STATED GOAL
Write out the whole listing exactly as it stands.

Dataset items
..............................
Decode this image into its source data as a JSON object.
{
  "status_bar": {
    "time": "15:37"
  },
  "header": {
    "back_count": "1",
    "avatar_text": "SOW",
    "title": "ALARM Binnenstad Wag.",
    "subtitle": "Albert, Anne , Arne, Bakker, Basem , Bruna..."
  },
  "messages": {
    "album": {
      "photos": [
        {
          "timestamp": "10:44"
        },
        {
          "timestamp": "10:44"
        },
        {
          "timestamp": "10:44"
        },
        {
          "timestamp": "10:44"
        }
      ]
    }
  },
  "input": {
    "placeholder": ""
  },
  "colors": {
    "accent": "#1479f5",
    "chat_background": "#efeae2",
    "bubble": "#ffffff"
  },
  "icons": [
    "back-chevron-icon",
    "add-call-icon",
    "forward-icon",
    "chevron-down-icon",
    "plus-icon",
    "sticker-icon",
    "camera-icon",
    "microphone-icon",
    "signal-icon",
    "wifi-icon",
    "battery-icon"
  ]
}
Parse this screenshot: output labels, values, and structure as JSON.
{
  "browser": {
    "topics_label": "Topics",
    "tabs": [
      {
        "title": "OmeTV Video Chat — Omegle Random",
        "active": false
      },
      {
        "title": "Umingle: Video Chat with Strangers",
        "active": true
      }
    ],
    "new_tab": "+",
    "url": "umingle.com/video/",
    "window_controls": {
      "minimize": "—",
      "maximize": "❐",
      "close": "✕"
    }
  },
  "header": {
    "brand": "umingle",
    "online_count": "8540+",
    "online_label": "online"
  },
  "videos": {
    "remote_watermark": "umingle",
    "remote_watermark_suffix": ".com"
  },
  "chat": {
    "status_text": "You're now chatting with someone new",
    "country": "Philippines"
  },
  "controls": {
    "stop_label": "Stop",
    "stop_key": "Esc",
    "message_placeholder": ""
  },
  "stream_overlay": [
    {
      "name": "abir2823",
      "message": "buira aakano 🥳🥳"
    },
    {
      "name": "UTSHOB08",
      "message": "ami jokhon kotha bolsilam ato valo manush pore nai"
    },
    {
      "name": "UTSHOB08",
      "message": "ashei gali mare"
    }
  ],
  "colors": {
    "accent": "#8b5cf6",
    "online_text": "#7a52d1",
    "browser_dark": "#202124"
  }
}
..............................
RESPONSE TO THIS TASK
Decode this image into its source data as a JSON object.
{
  "status_bar": {
    "time": "15:37"
  },
  "header": {
    "back_count": "1",
    "avatar_text": "SOW",
    "title": "ALARM Binnenstad Wag.",
    "subtitle": "Albert, Anne , Arne, Bakker, Basem , Bruna..."
  },
  "messages": {
    "album": {
      "photos": [
        {
          "timestamp": "10:44"
        },
        {
          "timestamp": "10:44"
        },
        {
          "timestamp": "10:44"
        },
        {
          "timestamp": "10:44"
        }
      ]
    }
  },
  "input": {
    "placeholder": ""
  },
  "colors": {
    "accent": "#1479f5",
    "chat_background": "#efeae2",
    "bubble": "#ffffff"
  },
  "icons": [
    "back-chevron-icon",
    "add-call-icon",
    "forward-icon",
    "chevron-down-icon",
    "plus-icon",
    "sticker-icon",
    "camera-icon",
    "microphone-icon",
    "signal-icon",
    "wifi-icon",
    "battery-icon"
  ]
}
Parse this screenshot: output labels, values, and structure as JSON.
{
  "browser": {
    "topics_label": "Topics",
    "tabs": [
      {
        "title": "OmeTV Video Chat — Omegle Random",
        "active": false
      },
      {
        "title": "Umingle: Video Chat with Strangers",
        "active": true
      }
    ],
    "new_tab": "+",
    "url": "umingle.com/video/",
    "window_controls": {
      "minimize": "—",
      "maximize": "❐",
      "close": "✕"
    }
  },
  "header": {
    "brand": "umingle",
    "online_count": "8540+",
    "online_label": "online"
  },
  "videos": {
    "remote_watermark": "umingle",
    "remote_watermark_suffix": ".com"
  },
  "chat": {
    "status_text": "You're now chatting with someone new",
    "country": "Philippines"
  },
  "controls": {
    "stop_label": "Stop",
    "stop_key": "Esc",
    "message_placeholder": ""
  },
  "stream_overlay": [
    {
      "name": "abir2823",
      "message": "buira aakano 🥳🥳"
    },
    {
      "name": "UTSHOB08",
      "message": "ami jokhon kotha bolsilam ato valo manush pore nai"
    },
    {
      "name": "UTSHOB08",
      "message": "ashei gali mare"
    }
  ],
  "colors": {
    "accent": "#8b5cf6",
    "online_text": "#7a52d1",
    "browser_dark": "#202124"
  }
}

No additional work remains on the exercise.